**Task:** Scan the records for the string "steps"; copy each line where it occurs.
## begin
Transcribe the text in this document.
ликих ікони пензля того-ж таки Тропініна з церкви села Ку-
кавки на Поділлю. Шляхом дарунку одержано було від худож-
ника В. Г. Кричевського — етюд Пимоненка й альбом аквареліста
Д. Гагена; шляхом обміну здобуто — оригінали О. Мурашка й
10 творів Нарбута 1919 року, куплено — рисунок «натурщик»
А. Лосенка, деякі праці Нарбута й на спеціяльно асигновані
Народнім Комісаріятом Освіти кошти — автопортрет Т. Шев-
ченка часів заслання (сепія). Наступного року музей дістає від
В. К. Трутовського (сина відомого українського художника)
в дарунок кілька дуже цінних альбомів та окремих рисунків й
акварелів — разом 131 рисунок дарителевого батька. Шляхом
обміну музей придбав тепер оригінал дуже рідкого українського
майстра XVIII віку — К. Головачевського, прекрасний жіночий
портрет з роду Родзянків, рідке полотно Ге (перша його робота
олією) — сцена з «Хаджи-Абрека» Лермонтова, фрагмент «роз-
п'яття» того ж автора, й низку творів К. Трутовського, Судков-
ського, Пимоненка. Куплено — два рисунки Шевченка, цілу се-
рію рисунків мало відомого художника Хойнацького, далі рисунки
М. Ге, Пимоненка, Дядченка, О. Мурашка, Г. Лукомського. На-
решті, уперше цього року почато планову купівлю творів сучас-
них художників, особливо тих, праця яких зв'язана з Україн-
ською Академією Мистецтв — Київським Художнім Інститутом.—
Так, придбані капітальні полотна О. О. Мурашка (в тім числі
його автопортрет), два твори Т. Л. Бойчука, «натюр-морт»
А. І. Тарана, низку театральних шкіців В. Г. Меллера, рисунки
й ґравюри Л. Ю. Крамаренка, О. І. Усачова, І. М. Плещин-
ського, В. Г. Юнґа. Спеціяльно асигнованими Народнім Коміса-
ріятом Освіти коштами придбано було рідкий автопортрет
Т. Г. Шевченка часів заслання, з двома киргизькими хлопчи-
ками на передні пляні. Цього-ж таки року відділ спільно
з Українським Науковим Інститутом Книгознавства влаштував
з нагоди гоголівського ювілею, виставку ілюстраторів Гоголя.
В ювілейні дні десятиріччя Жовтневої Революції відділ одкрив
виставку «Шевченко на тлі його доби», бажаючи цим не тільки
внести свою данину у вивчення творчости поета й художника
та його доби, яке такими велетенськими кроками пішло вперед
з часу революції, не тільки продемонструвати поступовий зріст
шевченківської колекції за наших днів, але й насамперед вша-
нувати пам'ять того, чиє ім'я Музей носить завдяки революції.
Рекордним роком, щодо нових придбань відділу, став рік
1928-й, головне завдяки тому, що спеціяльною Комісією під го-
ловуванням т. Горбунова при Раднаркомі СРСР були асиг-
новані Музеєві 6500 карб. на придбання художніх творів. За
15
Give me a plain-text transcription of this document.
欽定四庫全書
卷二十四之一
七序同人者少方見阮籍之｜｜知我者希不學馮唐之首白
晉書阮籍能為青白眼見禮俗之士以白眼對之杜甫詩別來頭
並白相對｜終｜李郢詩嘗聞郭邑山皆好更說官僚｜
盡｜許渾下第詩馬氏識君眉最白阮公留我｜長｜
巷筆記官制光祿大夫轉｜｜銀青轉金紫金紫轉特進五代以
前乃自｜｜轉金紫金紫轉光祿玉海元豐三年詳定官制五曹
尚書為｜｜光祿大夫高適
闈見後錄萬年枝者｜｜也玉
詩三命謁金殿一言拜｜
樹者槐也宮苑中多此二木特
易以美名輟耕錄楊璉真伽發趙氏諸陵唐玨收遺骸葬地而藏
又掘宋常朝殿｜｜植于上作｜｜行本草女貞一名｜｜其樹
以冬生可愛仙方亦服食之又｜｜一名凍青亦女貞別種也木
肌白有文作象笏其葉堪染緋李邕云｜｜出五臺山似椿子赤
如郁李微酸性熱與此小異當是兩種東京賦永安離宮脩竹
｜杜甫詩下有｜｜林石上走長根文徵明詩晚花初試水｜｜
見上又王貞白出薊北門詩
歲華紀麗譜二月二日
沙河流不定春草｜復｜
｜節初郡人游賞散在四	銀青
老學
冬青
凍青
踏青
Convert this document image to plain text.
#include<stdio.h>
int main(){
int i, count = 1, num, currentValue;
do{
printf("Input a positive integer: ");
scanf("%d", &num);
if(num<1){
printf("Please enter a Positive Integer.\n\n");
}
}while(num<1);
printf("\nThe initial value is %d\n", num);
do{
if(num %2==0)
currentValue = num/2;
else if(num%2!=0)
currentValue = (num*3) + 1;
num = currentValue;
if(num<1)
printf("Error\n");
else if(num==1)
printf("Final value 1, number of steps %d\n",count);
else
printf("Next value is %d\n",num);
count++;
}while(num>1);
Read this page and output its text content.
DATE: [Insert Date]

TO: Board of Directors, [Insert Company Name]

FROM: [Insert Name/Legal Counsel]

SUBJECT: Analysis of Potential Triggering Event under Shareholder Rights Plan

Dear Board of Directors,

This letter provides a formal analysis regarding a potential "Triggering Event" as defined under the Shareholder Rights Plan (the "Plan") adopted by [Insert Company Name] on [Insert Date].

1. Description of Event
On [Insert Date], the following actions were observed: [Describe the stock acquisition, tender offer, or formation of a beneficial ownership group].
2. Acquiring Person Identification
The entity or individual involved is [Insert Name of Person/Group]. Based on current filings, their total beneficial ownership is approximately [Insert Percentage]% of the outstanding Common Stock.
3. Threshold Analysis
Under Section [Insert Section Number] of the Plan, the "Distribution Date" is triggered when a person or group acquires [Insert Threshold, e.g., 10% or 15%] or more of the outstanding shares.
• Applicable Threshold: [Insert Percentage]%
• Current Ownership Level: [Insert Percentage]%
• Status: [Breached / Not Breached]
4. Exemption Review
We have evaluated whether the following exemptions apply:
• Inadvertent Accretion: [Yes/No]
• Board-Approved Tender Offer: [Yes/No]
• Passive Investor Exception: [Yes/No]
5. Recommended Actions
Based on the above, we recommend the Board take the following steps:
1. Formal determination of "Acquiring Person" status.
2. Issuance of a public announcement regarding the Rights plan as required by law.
## end
**Exercise response:**
printf("Final value 1, number of steps %d\n",count);
Based on the above, we recommend the Board take the following steps:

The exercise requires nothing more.